## WHAT IS REQUIRED
Wherever the word "لمارسته" shows up in a line, please copy that line.

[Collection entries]

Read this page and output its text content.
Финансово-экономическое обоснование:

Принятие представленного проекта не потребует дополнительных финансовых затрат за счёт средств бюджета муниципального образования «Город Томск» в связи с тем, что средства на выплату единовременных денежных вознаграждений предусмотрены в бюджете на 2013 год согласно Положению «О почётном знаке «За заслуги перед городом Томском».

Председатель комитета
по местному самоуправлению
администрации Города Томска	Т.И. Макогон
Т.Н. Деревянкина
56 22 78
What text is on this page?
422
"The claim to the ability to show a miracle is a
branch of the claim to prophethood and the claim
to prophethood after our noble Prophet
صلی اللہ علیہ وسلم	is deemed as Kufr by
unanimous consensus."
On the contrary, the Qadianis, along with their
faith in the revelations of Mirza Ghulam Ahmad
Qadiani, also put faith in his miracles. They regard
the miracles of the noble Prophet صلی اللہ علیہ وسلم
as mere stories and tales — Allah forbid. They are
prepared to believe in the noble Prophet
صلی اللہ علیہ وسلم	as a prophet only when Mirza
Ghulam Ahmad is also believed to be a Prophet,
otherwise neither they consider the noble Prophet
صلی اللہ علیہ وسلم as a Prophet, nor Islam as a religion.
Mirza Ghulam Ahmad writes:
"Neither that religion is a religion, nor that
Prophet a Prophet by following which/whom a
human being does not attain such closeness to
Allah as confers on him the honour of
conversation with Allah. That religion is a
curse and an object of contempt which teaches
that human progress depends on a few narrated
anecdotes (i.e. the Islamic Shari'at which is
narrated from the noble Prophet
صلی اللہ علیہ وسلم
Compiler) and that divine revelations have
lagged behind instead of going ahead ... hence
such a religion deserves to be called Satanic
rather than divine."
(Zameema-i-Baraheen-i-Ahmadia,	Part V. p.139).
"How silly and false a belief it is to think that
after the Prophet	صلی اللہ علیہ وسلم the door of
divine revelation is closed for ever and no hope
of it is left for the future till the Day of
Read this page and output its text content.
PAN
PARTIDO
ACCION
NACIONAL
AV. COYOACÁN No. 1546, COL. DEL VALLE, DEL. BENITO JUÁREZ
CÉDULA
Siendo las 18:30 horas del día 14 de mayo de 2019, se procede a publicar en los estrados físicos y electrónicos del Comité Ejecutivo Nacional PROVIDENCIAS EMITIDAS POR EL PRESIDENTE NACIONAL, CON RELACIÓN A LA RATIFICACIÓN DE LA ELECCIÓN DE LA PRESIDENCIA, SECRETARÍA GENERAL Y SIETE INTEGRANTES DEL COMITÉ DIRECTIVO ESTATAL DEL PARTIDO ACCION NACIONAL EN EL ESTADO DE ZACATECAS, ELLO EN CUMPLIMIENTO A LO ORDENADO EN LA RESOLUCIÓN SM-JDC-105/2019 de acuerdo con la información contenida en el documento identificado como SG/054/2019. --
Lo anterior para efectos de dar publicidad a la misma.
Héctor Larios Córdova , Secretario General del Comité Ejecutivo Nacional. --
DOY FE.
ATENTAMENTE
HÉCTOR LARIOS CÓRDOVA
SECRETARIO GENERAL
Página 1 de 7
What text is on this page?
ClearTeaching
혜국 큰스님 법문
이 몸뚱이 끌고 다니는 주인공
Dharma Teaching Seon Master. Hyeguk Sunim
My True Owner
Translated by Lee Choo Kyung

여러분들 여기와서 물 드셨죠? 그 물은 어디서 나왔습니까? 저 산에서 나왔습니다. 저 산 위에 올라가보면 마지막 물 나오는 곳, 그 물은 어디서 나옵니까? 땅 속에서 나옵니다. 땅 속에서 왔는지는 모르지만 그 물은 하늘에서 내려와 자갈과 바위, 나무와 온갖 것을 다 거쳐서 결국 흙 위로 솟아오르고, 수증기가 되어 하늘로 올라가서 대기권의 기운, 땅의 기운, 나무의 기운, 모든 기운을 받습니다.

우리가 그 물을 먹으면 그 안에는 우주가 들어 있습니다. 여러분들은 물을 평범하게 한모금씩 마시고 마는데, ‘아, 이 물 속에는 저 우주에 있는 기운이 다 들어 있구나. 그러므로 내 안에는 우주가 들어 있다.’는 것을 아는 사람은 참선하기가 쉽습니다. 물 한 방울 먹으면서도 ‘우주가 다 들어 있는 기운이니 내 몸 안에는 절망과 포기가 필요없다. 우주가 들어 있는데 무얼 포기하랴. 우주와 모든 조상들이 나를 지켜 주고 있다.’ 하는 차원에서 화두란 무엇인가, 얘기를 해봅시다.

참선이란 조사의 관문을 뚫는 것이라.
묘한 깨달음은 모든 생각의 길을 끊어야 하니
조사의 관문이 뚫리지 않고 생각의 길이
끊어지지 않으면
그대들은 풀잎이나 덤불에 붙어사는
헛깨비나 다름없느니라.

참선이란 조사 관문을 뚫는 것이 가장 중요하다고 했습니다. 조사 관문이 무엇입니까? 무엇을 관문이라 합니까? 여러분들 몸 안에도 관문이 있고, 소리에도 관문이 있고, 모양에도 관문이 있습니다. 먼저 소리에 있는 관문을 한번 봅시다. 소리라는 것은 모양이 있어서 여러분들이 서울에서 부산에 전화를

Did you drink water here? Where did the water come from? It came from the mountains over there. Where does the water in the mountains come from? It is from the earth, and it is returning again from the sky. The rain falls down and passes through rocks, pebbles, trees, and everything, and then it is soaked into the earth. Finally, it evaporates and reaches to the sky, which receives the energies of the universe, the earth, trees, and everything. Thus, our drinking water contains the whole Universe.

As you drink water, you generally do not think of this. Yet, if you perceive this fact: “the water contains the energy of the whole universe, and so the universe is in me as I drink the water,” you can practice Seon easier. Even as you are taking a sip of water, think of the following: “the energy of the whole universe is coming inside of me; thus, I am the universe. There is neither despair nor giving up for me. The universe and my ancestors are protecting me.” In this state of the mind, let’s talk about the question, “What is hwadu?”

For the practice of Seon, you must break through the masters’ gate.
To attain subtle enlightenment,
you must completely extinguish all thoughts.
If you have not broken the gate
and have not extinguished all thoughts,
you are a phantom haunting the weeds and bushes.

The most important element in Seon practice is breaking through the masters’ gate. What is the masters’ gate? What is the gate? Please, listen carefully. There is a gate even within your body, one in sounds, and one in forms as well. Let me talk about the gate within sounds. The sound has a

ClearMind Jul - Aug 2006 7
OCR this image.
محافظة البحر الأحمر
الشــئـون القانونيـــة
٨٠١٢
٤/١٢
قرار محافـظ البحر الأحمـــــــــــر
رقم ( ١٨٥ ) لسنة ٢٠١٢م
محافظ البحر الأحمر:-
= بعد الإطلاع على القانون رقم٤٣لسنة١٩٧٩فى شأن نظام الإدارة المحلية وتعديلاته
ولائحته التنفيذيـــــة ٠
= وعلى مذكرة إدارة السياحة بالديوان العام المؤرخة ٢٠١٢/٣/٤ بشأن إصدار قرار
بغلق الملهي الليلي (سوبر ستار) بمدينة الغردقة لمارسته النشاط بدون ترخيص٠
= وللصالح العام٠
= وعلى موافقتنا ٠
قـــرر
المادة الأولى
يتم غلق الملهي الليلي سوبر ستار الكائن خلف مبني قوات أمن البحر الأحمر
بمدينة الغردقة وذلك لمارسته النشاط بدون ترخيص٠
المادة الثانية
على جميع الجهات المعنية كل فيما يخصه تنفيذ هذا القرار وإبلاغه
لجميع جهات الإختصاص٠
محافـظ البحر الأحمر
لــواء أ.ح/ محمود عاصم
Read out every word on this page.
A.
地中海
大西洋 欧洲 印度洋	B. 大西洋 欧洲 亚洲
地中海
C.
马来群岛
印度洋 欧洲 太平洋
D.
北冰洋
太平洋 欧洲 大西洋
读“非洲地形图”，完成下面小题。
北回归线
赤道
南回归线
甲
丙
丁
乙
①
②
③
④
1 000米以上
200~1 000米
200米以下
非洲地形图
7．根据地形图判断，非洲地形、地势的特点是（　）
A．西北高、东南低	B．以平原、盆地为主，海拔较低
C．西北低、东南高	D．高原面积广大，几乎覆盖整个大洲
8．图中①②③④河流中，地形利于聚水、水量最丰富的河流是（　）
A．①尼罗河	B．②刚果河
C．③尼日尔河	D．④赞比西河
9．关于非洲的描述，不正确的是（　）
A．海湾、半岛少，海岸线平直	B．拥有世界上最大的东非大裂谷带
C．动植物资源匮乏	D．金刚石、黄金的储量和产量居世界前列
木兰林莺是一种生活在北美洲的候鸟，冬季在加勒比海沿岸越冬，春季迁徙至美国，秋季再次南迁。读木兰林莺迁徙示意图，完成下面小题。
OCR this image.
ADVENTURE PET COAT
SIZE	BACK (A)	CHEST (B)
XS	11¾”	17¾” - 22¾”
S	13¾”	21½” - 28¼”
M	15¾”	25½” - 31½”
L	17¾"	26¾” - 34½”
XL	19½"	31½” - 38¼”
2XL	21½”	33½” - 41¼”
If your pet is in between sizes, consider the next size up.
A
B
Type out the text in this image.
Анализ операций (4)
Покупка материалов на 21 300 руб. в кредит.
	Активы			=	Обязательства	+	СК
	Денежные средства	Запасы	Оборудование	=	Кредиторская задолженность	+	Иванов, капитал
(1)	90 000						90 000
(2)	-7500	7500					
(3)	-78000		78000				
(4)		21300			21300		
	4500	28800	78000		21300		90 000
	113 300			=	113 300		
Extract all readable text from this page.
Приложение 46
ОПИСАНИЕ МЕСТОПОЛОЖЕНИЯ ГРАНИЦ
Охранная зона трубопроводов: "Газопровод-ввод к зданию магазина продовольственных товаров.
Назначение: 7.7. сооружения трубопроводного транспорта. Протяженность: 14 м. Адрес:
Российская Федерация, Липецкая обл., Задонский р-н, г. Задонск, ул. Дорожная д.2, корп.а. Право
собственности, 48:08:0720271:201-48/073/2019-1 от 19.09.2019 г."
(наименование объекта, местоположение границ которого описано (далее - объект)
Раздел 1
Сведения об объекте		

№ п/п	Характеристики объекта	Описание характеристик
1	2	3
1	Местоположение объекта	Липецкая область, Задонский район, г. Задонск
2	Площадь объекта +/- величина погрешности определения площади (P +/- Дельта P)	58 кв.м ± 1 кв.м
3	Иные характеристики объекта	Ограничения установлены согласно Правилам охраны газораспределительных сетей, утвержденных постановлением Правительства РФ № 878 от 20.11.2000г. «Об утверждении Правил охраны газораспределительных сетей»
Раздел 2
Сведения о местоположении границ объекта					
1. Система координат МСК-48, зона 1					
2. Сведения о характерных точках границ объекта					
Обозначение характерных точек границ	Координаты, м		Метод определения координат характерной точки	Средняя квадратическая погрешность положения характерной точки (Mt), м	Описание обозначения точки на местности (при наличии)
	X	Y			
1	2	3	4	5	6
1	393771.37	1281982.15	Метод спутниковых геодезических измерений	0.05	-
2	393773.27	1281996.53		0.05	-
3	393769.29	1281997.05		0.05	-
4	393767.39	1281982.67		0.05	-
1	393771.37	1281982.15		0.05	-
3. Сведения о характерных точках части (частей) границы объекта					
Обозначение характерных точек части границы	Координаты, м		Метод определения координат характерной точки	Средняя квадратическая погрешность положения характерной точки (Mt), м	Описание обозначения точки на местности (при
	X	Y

## RESULT FOR THIS EXERCISE
بغلق الملهي الليلي (سوبر ستار) بمدينة الغردقة لمارسته النشاط بدون ترخيص٠
بمدينة الغردقة وذلك لمارسته النشاط بدون ترخيص٠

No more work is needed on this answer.